• _Goal of the exercise_
Print each of the entries exactly, leaving nothing out.
__________
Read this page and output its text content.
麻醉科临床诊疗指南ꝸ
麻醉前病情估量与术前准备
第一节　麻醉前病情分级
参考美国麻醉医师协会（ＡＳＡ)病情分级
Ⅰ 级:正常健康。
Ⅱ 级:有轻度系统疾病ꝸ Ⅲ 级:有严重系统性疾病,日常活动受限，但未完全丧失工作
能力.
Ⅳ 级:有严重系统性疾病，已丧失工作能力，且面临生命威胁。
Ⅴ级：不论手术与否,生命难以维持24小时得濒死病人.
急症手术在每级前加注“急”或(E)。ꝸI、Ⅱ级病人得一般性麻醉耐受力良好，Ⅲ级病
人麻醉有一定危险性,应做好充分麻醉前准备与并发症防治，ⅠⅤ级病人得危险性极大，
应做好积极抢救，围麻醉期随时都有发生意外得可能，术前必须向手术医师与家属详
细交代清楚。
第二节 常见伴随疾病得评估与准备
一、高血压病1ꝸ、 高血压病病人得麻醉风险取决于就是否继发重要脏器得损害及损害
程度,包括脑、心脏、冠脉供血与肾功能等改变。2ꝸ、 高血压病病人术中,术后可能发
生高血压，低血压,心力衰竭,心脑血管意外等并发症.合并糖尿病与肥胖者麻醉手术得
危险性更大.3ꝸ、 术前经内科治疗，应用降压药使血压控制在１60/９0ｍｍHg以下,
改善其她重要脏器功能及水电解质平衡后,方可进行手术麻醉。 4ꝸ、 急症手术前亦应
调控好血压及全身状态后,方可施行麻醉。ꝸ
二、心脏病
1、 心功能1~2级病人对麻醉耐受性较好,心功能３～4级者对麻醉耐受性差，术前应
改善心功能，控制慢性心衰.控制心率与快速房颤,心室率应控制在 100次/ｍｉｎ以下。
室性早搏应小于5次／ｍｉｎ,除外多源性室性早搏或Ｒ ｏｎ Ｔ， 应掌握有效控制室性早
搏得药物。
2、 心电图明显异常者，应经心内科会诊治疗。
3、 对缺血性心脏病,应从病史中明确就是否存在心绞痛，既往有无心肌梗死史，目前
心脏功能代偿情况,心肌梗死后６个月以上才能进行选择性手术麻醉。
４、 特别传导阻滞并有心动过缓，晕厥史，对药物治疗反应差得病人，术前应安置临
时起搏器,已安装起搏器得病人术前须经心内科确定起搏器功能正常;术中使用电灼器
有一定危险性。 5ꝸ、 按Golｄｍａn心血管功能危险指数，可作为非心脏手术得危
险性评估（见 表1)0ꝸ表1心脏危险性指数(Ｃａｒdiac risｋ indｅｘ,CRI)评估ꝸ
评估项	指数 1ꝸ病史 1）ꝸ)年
__________
• _Solution below_
Read this page and output its text content.
麻醉科临床诊疗指南ꝸ
麻醉前病情估量与术前准备
第一节　麻醉前病情分级
参考美国麻醉医师协会（ＡＳＡ)病情分级
Ⅰ 级:正常健康。
Ⅱ 级:有轻度系统疾病ꝸ Ⅲ 级:有严重系统性疾病,日常活动受限，但未完全丧失工作
能力.
Ⅳ 级:有严重系统性疾病，已丧失工作能力，且面临生命威胁。
Ⅴ级：不论手术与否,生命难以维持24小时得濒死病人.
急症手术在每级前加注“急”或(E)。ꝸI、Ⅱ级病人得一般性麻醉耐受力良好，Ⅲ级病
人麻醉有一定危险性,应做好充分麻醉前准备与并发症防治，ⅠⅤ级病人得危险性极大，
应做好积极抢救，围麻醉期随时都有发生意外得可能，术前必须向手术医师与家属详
细交代清楚。
第二节 常见伴随疾病得评估与准备
一、高血压病1ꝸ、 高血压病病人得麻醉风险取决于就是否继发重要脏器得损害及损害
程度,包括脑、心脏、冠脉供血与肾功能等改变。2ꝸ、 高血压病病人术中,术后可能发
生高血压，低血压,心力衰竭,心脑血管意外等并发症.合并糖尿病与肥胖者麻醉手术得
危险性更大.3ꝸ、 术前经内科治疗，应用降压药使血压控制在１60/９0ｍｍHg以下,
改善其她重要脏器功能及水电解质平衡后,方可进行手术麻醉。 4ꝸ、 急症手术前亦应
调控好血压及全身状态后,方可施行麻醉。ꝸ
二、心脏病
1、 心功能1~2级病人对麻醉耐受性较好,心功能３～4级者对麻醉耐受性差，术前应
改善心功能，控制慢性心衰.控制心率与快速房颤,心室率应控制在 100次/ｍｉｎ以下。
室性早搏应小于5次／ｍｉｎ,除外多源性室性早搏或Ｒ ｏｎ Ｔ， 应掌握有效控制室性早
搏得药物。
2、 心电图明显异常者，应经心内科会诊治疗。
3、 对缺血性心脏病,应从病史中明确就是否存在心绞痛，既往有无心肌梗死史，目前
心脏功能代偿情况,心肌梗死后６个月以上才能进行选择性手术麻醉。
４、 特别传导阻滞并有心动过缓，晕厥史，对药物治疗反应差得病人，术前应安置临
时起搏器,已安装起搏器得病人术前须经心内科确定起搏器功能正常;术中使用电灼器
有一定危险性。 5ꝸ、 按Golｄｍａn心血管功能危险指数，可作为非心脏手术得危
险性评估（见 表1)0ꝸ表1心脏危险性指数(Ｃａｒdiac risｋ indｅｘ,CRI)评估ꝸ
评估项	指数 1ꝸ病史 1）ꝸ)年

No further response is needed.